Rows from a figure dataset:
===
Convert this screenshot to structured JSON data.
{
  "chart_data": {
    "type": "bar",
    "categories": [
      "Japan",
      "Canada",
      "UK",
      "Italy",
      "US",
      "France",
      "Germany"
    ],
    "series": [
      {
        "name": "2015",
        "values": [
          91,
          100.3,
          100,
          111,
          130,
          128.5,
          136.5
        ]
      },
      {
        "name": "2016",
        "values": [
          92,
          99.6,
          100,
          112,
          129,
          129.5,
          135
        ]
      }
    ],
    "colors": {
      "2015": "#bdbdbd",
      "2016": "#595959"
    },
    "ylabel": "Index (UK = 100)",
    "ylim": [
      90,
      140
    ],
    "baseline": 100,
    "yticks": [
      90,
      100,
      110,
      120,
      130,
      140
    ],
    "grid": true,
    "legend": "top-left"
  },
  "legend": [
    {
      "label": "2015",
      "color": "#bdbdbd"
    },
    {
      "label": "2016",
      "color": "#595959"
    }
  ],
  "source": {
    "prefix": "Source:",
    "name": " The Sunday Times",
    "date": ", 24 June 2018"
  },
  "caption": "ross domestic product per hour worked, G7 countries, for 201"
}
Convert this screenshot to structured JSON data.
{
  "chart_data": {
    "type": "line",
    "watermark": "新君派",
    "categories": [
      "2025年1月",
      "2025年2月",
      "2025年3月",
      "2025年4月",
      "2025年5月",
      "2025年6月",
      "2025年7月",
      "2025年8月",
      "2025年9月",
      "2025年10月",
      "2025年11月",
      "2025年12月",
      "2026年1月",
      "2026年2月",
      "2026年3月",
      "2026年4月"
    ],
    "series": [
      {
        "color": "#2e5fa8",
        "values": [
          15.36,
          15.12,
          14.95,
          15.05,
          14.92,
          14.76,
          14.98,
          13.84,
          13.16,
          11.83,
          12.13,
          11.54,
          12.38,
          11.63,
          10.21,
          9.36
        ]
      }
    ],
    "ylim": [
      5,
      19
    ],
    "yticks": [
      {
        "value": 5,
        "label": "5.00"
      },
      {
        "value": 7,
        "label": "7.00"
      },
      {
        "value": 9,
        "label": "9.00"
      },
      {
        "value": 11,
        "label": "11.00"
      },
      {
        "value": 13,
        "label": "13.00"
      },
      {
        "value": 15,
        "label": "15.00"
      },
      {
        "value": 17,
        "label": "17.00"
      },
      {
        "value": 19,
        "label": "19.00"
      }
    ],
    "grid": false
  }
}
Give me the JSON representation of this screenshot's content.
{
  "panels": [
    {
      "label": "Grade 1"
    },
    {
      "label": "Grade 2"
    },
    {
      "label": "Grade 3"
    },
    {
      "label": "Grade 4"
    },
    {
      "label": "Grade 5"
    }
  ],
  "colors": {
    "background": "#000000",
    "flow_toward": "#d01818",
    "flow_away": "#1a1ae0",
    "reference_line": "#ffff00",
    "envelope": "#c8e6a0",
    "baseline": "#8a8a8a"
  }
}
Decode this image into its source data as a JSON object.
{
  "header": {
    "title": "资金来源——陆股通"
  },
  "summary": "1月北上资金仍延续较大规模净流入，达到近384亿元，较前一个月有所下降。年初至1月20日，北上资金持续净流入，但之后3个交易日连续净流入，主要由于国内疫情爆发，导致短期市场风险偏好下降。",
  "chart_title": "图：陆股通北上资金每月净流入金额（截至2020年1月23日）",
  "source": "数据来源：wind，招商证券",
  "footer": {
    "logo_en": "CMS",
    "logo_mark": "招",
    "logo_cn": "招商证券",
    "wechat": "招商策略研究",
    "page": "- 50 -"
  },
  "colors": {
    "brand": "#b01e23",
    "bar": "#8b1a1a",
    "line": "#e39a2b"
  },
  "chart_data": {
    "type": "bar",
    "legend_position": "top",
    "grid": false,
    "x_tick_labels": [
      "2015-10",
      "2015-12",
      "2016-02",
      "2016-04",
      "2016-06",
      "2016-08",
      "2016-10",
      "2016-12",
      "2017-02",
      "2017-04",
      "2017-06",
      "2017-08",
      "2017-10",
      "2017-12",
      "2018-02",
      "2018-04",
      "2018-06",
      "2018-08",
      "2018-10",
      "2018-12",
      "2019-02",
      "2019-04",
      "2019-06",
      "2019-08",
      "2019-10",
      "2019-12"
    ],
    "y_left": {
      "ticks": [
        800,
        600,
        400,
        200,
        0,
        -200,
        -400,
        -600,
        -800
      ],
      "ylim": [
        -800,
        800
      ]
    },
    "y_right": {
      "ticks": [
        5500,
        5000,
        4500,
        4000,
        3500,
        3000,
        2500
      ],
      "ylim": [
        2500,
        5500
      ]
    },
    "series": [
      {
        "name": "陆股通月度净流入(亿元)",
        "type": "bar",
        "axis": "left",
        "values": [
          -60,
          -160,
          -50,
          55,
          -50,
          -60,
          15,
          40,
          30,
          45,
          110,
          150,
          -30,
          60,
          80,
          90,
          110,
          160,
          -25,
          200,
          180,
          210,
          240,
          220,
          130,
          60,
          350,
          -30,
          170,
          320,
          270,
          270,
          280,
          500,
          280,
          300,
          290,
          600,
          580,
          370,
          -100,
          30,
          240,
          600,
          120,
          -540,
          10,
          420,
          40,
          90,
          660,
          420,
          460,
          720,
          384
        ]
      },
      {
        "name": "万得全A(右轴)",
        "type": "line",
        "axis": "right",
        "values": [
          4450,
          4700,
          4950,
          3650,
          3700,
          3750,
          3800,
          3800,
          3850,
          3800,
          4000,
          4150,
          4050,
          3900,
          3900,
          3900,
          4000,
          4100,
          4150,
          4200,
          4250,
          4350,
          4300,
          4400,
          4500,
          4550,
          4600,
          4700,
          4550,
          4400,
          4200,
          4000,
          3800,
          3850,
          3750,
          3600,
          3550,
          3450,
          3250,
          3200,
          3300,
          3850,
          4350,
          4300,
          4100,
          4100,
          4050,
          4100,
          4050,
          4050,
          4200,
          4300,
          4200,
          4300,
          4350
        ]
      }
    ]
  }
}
===
JOB:
Reproduce the data shown above exactly.

RESULT:
Convert this screenshot to structured JSON data.
{
  "chart_data": {
    "type": "bar",
    "categories": [
      "Japan",
      "Canada",
      "UK",
      "Italy",
      "US",
      "France",
      "Germany"
    ],
    "series": [
      {
        "name": "2015",
        "values": [
          91,
          100.3,
          100,
          111,
          130,
          128.5,
          136.5
        ]
      },
      {
        "name": "2016",
        "values": [
          92,
          99.6,
          100,
          112,
          129,
          129.5,
          135
        ]
      }
    ],
    "colors": {
      "2015": "#bdbdbd",
      "2016": "#595959"
    },
    "ylabel": "Index (UK = 100)",
    "ylim": [
      90,
      140
    ],
    "baseline": 100,
    "yticks": [
      90,
      100,
      110,
      120,
      130,
      140
    ],
    "grid": true,
    "legend": "top-left"
  },
  "legend": [
    {
      "label": "2015",
      "color": "#bdbdbd"
    },
    {
      "label": "2016",
      "color": "#595959"
    }
  ],
  "source": {
    "prefix": "Source:",
    "name": " The Sunday Times",
    "date": ", 24 June 2018"
  },
  "caption": "ross domestic product per hour worked, G7 countries, for 201"
}
Convert this screenshot to structured JSON data.
{
  "chart_data": {
    "type": "line",
    "watermark": "新君派",
    "categories": [
      "2025年1月",
      "2025年2月",
      "2025年3月",
      "2025年4月",
      "2025年5月",
      "2025年6月",
      "2025年7月",
      "2025年8月",
      "2025年9月",
      "2025年10月",
      "2025年11月",
      "2025年12月",
      "2026年1月",
      "2026年2月",
      "2026年3月",
      "2026年4月"
    ],
    "series": [
      {
        "color": "#2e5fa8",
        "values": [
          15.36,
          15.12,
          14.95,
          15.05,
          14.92,
          14.76,
          14.98,
          13.84,
          13.16,
          11.83,
          12.13,
          11.54,
          12.38,
          11.63,
          10.21,
          9.36
        ]
      }
    ],
    "ylim": [
      5,
      19
    ],
    "yticks": [
      {
        "value": 5,
        "label": "5.00"
      },
      {
        "value": 7,
        "label": "7.00"
      },
      {
        "value": 9,
        "label": "9.00"
      },
      {
        "value": 11,
        "label": "11.00"
      },
      {
        "value": 13,
        "label": "13.00"
      },
      {
        "value": 15,
        "label": "15.00"
      },
      {
        "value": 17,
        "label": "17.00"
      },
      {
        "value": 19,
        "label": "19.00"
      }
    ],
    "grid": false
  }
}
Give me the JSON representation of this screenshot's content.
{
  "panels": [
    {
      "label": "Grade 1"
    },
    {
      "label": "Grade 2"
    },
    {
      "label": "Grade 3"
    },
    {
      "label": "Grade 4"
    },
    {
      "label": "Grade 5"
    }
  ],
  "colors": {
    "background": "#000000",
    "flow_toward": "#d01818",
    "flow_away": "#1a1ae0",
    "reference_line": "#ffff00",
    "envelope": "#c8e6a0",
    "baseline": "#8a8a8a"
  }
}
Decode this image into its source data as a JSON object.
{
  "header": {
    "title": "资金来源——陆股通"
  },
  "summary": "1月北上资金仍延续较大规模净流入，达到近384亿元，较前一个月有所下降。年初至1月20日，北上资金持续净流入，但之后3个交易日连续净流入，主要由于国内疫情爆发，导致短期市场风险偏好下降。",
  "chart_title": "图：陆股通北上资金每月净流入金额（截至2020年1月23日）",
  "source": "数据来源：wind，招商证券",
  "footer": {
    "logo_en": "CMS",
    "logo_mark": "招",
    "logo_cn": "招商证券",
    "wechat": "招商策略研究",
    "page": "- 50 -"
  },
  "colors": {
    "brand": "#b01e23",
    "bar": "#8b1a1a",
    "line": "#e39a2b"
  },
  "chart_data": {
    "type": "bar",
    "legend_position": "top",
    "grid": false,
    "x_tick_labels": [
      "2015-10",
      "2015-12",
      "2016-02",
      "2016-04",
      "2016-06",
      "2016-08",
      "2016-10",
      "2016-12",
      "2017-02",
      "2017-04",
      "2017-06",
      "2017-08",
      "2017-10",
      "2017-12",
      "2018-02",
      "2018-04",
      "2018-06",
      "2018-08",
      "2018-10",
      "2018-12",
      "2019-02",
      "2019-04",
      "2019-06",
      "2019-08",
      "2019-10",
      "2019-12"
    ],
    "y_left": {
      "ticks": [
        800,
        600,
        400,
        200,
        0,
        -200,
        -400,
        -600,
        -800
      ],
      "ylim": [
        -800,
        800
      ]
    },
    "y_right": {
      "ticks": [
        5500,
        5000,
        4500,
        4000,
        3500,
        3000,
        2500
      ],
      "ylim": [
        2500,
        5500
      ]
    },
    "series": [
      {
        "name": "陆股通月度净流入(亿元)",
        "type": "bar",
        "axis": "left",
        "values": [
          -60,
          -160,
          -50,
          55,
          -50,
          -60,
          15,
          40,
          30,
          45,
          110,
          150,
          -30,
          60,
          80,
          90,
          110,
          160,
          -25,
          200,
          180,
          210,
          240,
          220,
          130,
          60,
          350,
          -30,
          170,
          320,
          270,
          270,
          280,
          500,
          280,
          300,
          290,
          600,
          580,
          370,
          -100,
          30,
          240,
          600,
          120,
          -540,
          10,
          420,
          40,
          90,
          660,
          420,
          460,
          720,
          384
        ]
      },
      {
        "name": "万得全A(右轴)",
        "type": "line",
        "axis": "right",
        "values": [
          4450,
          4700,
          4950,
          3650,
          3700,
          3750,
          3800,
          3800,
          3850,
          3800,
          4000,
          4150,
          4050,
          3900,
          3900,
          3900,
          4000,
          4100,
          4150,
          4200,
          4250,
          4350,
          4300,
          4400,
          4500,
          4550,
          4600,
          4700,
          4550,
          4400,
          4200,
          4000,
          3800,
          3850,
          3750,
          3600,
          3550,
          3450,
          3250,
          3200,
          3300,
          3850,
          4350,
          4300,
          4100,
          4100,
          4050,
          4100,
          4050,
          4050,
          4200,
          4300,
          4200,
          4300,
          4350
        ]
      }
    ]
  }
}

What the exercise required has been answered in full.